## Source extract
....
82. There is no evidence that the trial judge erred in her findings of fact or in her application of the legal principles to the salient facts in this case. The matter did proceed expeditiously as is mandated by the terms of the Hague Convention itself, as well as by extensive jurisprudence from the Supreme Court and this Court together with the practice and procedures now well established in the High Court but same fully respected the appellant’s rights to fair procedures. Expedition is critical for the fundamental premise underlying the Hague Convention, that all issues of welfare and considerations with regard to the evidence of same must be placed before the courts of the habitual residence of the minors which enjoy exclusive jurisdiction to make all decisions pertaining to their welfare. The appellant’s constitutional rights were fully vindicated and no breach of fundamental constitutional rights occurred such as would engage the provisions of Article 20 of the Hague Convention.

83. The High Court was entitled to accept hearsay evidence in relation to commitments embodied in the undertakings. The undertakings were not given by the mother in law but by the respondent. There is no reason to doubt the bona fides of the respondent in that regard, or indeed his mother. Were such undertakings improperly provided it would merely offer assistance to the appellant in the event she engaged with proceedings pertaining to the welfare of the minors now pending before the Courts of British Columbia.

84. I am satisfied that the High Court was correct in its application of the relevant legal principles in regard to Art. 13(b). The lack of financial resources and the non-availability of legal representation appears – to some extent at least – to have been overstated. Even if demonstrated to be correct, and even had they reached the threshold of giving rise to a grave risk, which they demonstrably did not, it would have merely opened the door for the trial judge to exercise a discretion as to whether to make an order for summary return or not. In such circumstances, any grave risks identified would likely have been the subject of undertakings to alleviate same in the short term pending the courts in Canada determining the issues between the parties.

Comity and breach of foreign orders

85. It is highly relevant that the appellant removed the minors to this jurisdiction in clear breach of the terms of an order of the Supreme Court of British Columbia, of which she was aware. That order continues in full force and effect. The trial judge was correct in arriving at a conclusion that having taken each of the assertions advanced by the appellant in evaluating them cumulatively, they did not establish the existence of a grave risk that the return of the minors would place them in an intolerable situation within the meaning of Art. 13(b).

86. The totality of the reports from human rights bodies, United Nations bodies and otherwise, together with the provisions of the International Conventions and agreements cited by the appellant in support of her claims both pursuant to Art. 13(b) and pursuant to Art. 20 of the Hague Convention, do not meet the threshold as established by the jurisprudence under either Article. The statement of the trial judge to the effect that reports from an international body criticising the lack of legal aid in British Columbia was not put before the Court was, strictly speaking, inaccurate. Nevertheless, having duly considered the said material referenced and alluded to throughout the appellant’s written legal submission, and whilst it is appropriate to have due regard to the contents of such material insofar as relevant, I am satisfied in its totality the material falls far short of establishing a valid defence, either pursuant to Art. 13(b) or Art. 20 of the Hague Convention.

87. Accordingly, I would dismiss the appeal on all grounds. The return of the minors ought to be effected forthwith subject only to appropriate undertakings duly adjusted to reflect any material changes in circumstances that have arisen since the hearing before the High Court.
....
Stored entries

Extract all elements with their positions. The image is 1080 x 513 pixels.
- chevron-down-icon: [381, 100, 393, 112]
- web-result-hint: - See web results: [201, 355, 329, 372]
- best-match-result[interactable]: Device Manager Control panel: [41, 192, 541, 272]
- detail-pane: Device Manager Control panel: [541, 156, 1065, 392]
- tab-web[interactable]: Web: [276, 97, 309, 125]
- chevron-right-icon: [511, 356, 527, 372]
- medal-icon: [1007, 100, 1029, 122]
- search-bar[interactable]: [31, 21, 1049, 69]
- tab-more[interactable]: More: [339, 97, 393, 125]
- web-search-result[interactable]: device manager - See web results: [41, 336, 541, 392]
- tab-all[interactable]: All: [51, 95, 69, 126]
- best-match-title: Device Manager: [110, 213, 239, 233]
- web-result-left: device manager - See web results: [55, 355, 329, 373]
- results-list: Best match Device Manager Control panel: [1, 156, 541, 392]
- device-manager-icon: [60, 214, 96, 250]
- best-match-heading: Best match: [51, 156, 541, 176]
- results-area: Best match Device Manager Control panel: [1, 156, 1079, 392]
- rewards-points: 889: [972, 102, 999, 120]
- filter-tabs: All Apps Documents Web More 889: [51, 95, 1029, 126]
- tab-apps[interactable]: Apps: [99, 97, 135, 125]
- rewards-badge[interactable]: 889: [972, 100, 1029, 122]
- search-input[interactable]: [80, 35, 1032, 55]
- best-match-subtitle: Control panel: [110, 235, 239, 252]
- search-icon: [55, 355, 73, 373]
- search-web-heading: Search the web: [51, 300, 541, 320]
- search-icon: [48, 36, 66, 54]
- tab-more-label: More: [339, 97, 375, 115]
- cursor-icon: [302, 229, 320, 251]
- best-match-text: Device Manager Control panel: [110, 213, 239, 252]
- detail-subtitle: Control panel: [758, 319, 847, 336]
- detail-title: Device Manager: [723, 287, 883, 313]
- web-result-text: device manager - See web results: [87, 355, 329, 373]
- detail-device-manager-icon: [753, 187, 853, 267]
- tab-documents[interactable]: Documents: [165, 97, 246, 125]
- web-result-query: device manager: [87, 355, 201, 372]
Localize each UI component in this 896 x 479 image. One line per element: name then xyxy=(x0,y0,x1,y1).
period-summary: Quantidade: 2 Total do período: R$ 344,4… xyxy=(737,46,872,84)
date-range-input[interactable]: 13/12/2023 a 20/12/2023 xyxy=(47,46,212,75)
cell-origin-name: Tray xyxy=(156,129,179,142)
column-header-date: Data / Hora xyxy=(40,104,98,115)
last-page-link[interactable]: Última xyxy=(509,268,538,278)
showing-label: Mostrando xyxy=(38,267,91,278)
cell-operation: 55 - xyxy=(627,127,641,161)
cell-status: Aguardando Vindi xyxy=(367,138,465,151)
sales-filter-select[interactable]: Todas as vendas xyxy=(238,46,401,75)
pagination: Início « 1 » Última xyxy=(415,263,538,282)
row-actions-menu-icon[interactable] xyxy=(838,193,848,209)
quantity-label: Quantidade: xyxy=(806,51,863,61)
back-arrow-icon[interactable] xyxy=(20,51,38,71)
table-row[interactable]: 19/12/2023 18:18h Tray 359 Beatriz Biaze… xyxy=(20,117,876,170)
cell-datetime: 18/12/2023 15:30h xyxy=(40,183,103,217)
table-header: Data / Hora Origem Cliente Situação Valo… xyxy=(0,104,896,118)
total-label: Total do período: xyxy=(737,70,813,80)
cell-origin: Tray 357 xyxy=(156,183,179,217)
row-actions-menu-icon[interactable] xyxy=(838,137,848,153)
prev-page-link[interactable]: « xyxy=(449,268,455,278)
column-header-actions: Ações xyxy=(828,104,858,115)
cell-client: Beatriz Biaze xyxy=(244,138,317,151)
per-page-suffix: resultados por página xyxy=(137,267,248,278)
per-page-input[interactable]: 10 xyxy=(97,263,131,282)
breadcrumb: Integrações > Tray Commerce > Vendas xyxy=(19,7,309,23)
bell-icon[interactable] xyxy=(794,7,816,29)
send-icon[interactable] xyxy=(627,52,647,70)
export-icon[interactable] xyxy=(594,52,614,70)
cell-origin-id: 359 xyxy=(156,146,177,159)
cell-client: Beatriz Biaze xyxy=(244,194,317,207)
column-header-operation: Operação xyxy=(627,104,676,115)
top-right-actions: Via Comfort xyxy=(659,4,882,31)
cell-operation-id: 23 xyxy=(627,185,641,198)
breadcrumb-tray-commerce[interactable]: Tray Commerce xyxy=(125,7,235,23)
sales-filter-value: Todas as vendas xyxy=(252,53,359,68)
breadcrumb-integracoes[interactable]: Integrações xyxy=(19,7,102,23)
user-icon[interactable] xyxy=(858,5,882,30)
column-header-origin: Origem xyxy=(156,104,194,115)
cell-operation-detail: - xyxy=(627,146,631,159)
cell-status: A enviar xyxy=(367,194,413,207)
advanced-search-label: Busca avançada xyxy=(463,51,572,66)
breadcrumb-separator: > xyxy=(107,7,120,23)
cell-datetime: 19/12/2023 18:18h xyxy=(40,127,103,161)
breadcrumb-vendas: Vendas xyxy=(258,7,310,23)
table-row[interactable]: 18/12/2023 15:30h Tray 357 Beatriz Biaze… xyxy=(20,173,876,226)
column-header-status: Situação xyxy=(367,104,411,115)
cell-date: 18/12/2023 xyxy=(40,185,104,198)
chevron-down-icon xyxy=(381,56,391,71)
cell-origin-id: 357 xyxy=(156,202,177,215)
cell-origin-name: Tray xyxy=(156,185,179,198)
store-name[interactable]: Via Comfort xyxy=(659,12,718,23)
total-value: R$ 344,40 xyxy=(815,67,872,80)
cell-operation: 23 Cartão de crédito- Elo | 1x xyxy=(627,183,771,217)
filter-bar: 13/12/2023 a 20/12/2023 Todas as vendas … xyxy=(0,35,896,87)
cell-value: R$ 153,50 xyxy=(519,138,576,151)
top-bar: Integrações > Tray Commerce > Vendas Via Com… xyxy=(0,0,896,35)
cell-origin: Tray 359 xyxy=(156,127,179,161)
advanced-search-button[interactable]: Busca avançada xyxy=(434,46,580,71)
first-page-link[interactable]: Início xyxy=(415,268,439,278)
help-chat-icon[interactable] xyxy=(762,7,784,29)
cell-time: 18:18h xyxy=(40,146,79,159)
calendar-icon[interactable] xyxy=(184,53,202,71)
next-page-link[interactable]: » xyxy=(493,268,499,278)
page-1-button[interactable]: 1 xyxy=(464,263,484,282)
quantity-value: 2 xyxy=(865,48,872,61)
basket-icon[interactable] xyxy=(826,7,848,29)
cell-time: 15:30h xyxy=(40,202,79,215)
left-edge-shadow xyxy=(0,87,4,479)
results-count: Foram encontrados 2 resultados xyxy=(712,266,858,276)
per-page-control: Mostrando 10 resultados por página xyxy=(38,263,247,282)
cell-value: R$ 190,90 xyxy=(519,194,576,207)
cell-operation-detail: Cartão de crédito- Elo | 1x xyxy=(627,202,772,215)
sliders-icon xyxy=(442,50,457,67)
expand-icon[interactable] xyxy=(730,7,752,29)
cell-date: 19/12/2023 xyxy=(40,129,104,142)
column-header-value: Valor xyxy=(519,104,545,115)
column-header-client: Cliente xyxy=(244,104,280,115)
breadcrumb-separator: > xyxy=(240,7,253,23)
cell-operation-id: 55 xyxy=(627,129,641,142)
....
## Required actions
a: List every numbered paragraph in the judgment excerpt by its number.
b: Quote the stretch of the judgment excerpt from "83. The High" through "of British Columbia.".
c: Answer these questions from the judgment excerpt:
(i) According to paragraph 83, who gave the undertakings?
(ii) Which court issued the order that the appellant breached by removing the minors?
(iii) How does the final paragraph dispose of the appeal?
The stored entries have no connection to the judgment excerpt.

## Results of the exercise
a: 82, 83, 84, 85, 86, 87

b:
83. The High Court was entitled to accept hearsay evidence in relation to commitments embodied in the undertakings. The undertakings were not given by the mother in law but by the respondent. There is no reason to doubt the bona fides of the respondent in that regard, or indeed his mother. Were such undertakings improperly provided it would merely offer assistance to the appellant in the event she engaged with proceedings pertaining to the welfare of the minors now pending before the Courts of British Columbia.

c:
(i) The respondent
(ii) The Supreme Court of British Columbia
(iii) It dismisses the appeal on all grounds.